Transcribe the entries that follow, word for word.

--- ENTRIES SHOWN ---
-------------------------

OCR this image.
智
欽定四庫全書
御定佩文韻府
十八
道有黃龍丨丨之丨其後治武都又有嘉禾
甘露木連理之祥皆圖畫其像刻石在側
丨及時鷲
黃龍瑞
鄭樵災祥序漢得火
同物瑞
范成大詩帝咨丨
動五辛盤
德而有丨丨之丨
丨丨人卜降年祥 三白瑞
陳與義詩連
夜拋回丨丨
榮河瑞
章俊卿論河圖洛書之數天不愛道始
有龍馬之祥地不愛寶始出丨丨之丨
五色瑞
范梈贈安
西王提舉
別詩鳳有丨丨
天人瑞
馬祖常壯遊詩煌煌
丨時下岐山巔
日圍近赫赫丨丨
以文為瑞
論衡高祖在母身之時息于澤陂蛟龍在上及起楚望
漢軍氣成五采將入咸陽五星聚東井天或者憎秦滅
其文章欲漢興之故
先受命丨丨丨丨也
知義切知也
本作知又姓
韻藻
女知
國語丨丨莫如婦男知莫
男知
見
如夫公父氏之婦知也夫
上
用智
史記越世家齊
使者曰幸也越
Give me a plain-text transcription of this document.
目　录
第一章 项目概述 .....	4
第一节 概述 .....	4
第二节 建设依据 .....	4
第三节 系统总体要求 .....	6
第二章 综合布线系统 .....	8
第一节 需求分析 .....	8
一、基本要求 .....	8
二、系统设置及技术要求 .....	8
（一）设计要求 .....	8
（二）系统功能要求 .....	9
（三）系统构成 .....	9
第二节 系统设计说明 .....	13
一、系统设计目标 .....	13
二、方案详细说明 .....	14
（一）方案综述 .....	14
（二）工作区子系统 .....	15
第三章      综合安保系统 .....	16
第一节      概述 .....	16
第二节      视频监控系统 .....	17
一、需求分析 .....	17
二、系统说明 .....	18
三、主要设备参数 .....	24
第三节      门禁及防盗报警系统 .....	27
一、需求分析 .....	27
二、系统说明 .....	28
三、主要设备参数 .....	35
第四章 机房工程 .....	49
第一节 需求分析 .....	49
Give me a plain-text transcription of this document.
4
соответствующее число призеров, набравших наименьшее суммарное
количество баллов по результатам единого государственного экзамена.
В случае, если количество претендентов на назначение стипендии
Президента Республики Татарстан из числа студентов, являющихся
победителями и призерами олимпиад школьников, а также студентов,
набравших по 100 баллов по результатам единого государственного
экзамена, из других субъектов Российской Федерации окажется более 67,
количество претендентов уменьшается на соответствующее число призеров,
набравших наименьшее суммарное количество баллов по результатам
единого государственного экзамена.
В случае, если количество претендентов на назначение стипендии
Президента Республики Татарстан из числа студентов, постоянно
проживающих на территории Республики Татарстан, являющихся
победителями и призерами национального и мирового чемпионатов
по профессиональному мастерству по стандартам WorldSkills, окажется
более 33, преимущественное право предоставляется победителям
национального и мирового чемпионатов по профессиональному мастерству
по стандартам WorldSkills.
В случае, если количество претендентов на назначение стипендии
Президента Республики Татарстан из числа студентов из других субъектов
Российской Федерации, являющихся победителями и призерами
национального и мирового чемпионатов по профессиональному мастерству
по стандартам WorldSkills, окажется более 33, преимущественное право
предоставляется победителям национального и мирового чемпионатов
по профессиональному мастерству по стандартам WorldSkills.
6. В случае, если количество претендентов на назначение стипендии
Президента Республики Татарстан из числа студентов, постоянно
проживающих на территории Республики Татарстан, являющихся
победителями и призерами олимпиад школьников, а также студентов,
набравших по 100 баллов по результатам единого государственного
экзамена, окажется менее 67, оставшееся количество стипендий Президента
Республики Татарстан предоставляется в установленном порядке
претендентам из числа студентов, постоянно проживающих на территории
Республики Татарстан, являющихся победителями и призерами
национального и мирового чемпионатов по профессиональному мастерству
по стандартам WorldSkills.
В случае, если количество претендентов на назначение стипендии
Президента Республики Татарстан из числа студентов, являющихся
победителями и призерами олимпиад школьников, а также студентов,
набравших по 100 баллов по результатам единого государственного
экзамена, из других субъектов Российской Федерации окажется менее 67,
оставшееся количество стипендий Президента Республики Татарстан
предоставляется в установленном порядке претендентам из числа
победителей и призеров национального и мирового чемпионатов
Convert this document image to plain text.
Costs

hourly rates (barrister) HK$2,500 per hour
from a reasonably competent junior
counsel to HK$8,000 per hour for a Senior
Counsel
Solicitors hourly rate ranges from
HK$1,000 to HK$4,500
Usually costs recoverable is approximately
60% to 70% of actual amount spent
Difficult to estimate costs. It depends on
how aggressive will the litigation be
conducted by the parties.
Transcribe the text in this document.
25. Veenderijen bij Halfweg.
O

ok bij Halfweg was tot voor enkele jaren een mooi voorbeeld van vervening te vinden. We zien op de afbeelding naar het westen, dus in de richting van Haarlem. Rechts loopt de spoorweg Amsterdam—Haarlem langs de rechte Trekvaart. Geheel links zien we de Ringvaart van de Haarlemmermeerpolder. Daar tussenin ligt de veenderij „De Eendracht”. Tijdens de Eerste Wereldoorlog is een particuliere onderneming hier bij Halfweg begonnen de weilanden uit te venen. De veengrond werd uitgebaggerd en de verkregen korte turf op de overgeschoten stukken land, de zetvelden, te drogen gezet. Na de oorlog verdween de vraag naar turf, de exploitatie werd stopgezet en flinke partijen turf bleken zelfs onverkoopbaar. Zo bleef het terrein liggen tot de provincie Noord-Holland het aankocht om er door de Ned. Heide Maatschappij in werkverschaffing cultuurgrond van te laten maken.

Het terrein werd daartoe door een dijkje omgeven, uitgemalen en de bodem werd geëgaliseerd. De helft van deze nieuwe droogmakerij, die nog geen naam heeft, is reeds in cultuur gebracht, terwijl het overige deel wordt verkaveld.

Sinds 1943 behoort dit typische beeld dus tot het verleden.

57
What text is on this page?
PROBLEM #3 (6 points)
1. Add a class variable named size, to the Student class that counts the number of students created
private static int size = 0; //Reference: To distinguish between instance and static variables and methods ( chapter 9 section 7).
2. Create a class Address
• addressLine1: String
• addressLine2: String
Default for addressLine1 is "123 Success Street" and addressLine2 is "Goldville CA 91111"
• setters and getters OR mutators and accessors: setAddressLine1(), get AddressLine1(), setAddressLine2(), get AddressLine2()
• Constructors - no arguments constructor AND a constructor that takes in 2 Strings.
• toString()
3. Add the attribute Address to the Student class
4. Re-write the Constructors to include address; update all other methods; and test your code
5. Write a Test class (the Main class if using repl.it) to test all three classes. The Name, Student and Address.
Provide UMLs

-------------------------

--- OUTPUT OF THE TASK ---
OCR this image.
智
欽定四庫全書
御定佩文韻府
十八
道有黃龍丨丨之丨其後治武都又有嘉禾
甘露木連理之祥皆圖畫其像刻石在側
丨及時鷲
黃龍瑞
鄭樵災祥序漢得火
同物瑞
范成大詩帝咨丨
動五辛盤
德而有丨丨之丨
丨丨人卜降年祥 三白瑞
陳與義詩連
夜拋回丨丨
榮河瑞
章俊卿論河圖洛書之數天不愛道始
有龍馬之祥地不愛寶始出丨丨之丨
五色瑞
范梈贈安
西王提舉
別詩鳳有丨丨
天人瑞
馬祖常壯遊詩煌煌
丨時下岐山巔
日圍近赫赫丨丨
以文為瑞
論衡高祖在母身之時息于澤陂蛟龍在上及起楚望
漢軍氣成五采將入咸陽五星聚東井天或者憎秦滅
其文章欲漢興之故
先受命丨丨丨丨也
知義切知也
本作知又姓
韻藻
女知
國語丨丨莫如婦男知莫
男知
見
如夫公父氏之婦知也夫
上
用智
史記越世家齊
使者曰幸也越
Give me a plain-text transcription of this document.
目　录
第一章 项目概述 .....	4
第一节 概述 .....	4
第二节 建设依据 .....	4
第三节 系统总体要求 .....	6
第二章 综合布线系统 .....	8
第一节 需求分析 .....	8
一、基本要求 .....	8
二、系统设置及技术要求 .....	8
（一）设计要求 .....	8
（二）系统功能要求 .....	9
（三）系统构成 .....	9
第二节 系统设计说明 .....	13
一、系统设计目标 .....	13
二、方案详细说明 .....	14
（一）方案综述 .....	14
（二）工作区子系统 .....	15
第三章      综合安保系统 .....	16
第一节      概述 .....	16
第二节      视频监控系统 .....	17
一、需求分析 .....	17
二、系统说明 .....	18
三、主要设备参数 .....	24
第三节      门禁及防盗报警系统 .....	27
一、需求分析 .....	27
二、系统说明 .....	28
三、主要设备参数 .....	35
第四章 机房工程 .....	49
第一节 需求分析 .....	49
Give me a plain-text transcription of this document.
4
соответствующее число призеров, набравших наименьшее суммарное
количество баллов по результатам единого государственного экзамена.
В случае, если количество претендентов на назначение стипендии
Президента Республики Татарстан из числа студентов, являющихся
победителями и призерами олимпиад школьников, а также студентов,
набравших по 100 баллов по результатам единого государственного
экзамена, из других субъектов Российской Федерации окажется более 67,
количество претендентов уменьшается на соответствующее число призеров,
набравших наименьшее суммарное количество баллов по результатам
единого государственного экзамена.
В случае, если количество претендентов на назначение стипендии
Президента Республики Татарстан из числа студентов, постоянно
проживающих на территории Республики Татарстан, являющихся
победителями и призерами национального и мирового чемпионатов
по профессиональному мастерству по стандартам WorldSkills, окажется
более 33, преимущественное право предоставляется победителям
национального и мирового чемпионатов по профессиональному мастерству
по стандартам WorldSkills.
В случае, если количество претендентов на назначение стипендии
Президента Республики Татарстан из числа студентов из других субъектов
Российской Федерации, являющихся победителями и призерами
национального и мирового чемпионатов по профессиональному мастерству
по стандартам WorldSkills, окажется более 33, преимущественное право
предоставляется победителям национального и мирового чемпионатов
по профессиональному мастерству по стандартам WorldSkills.
6. В случае, если количество претендентов на назначение стипендии
Президента Республики Татарстан из числа студентов, постоянно
проживающих на территории Республики Татарстан, являющихся
победителями и призерами олимпиад школьников, а также студентов,
набравших по 100 баллов по результатам единого государственного
экзамена, окажется менее 67, оставшееся количество стипендий Президента
Республики Татарстан предоставляется в установленном порядке
претендентам из числа студентов, постоянно проживающих на территории
Республики Татарстан, являющихся победителями и призерами
национального и мирового чемпионатов по профессиональному мастерству
по стандартам WorldSkills.
В случае, если количество претендентов на назначение стипендии
Президента Республики Татарстан из числа студентов, являющихся
победителями и призерами олимпиад школьников, а также студентов,
набравших по 100 баллов по результатам единого государственного
экзамена, из других субъектов Российской Федерации окажется менее 67,
оставшееся количество стипендий Президента Республики Татарстан
предоставляется в установленном порядке претендентам из числа
победителей и призеров национального и мирового чемпионатов
Convert this document image to plain text.
Costs

hourly rates (barrister) HK$2,500 per hour
from a reasonably competent junior
counsel to HK$8,000 per hour for a Senior
Counsel
Solicitors hourly rate ranges from
HK$1,000 to HK$4,500
Usually costs recoverable is approximately
60% to 70% of actual amount spent
Difficult to estimate costs. It depends on
how aggressive will the litigation be
conducted by the parties.
Transcribe the text in this document.
25. Veenderijen bij Halfweg.
O

ok bij Halfweg was tot voor enkele jaren een mooi voorbeeld van vervening te vinden. We zien op de afbeelding naar het westen, dus in de richting van Haarlem. Rechts loopt de spoorweg Amsterdam—Haarlem langs de rechte Trekvaart. Geheel links zien we de Ringvaart van de Haarlemmermeerpolder. Daar tussenin ligt de veenderij „De Eendracht”. Tijdens de Eerste Wereldoorlog is een particuliere onderneming hier bij Halfweg begonnen de weilanden uit te venen. De veengrond werd uitgebaggerd en de verkregen korte turf op de overgeschoten stukken land, de zetvelden, te drogen gezet. Na de oorlog verdween de vraag naar turf, de exploitatie werd stopgezet en flinke partijen turf bleken zelfs onverkoopbaar. Zo bleef het terrein liggen tot de provincie Noord-Holland het aankocht om er door de Ned. Heide Maatschappij in werkverschaffing cultuurgrond van te laten maken.

Het terrein werd daartoe door een dijkje omgeven, uitgemalen en de bodem werd geëgaliseerd. De helft van deze nieuwe droogmakerij, die nog geen naam heeft, is reeds in cultuur gebracht, terwijl het overige deel wordt verkaveld.

Sinds 1943 behoort dit typische beeld dus tot het verleden.

57
What text is on this page?
PROBLEM #3 (6 points)
1. Add a class variable named size, to the Student class that counts the number of students created
private static int size = 0; //Reference: To distinguish between instance and static variables and methods ( chapter 9 section 7).
2. Create a class Address
• addressLine1: String
• addressLine2: String
Default for addressLine1 is "123 Success Street" and addressLine2 is "Goldville CA 91111"
• setters and getters OR mutators and accessors: setAddressLine1(), get AddressLine1(), setAddressLine2(), get AddressLine2()
• Constructors - no arguments constructor AND a constructor that takes in 2 Strings.
• toString()
3. Add the attribute Address to the Student class
4. Re-write the Constructors to include address; update all other methods; and test your code
5. Write a Test class (the Main class if using repl.it) to test all three classes. The Name, Student and Address.
Provide UMLs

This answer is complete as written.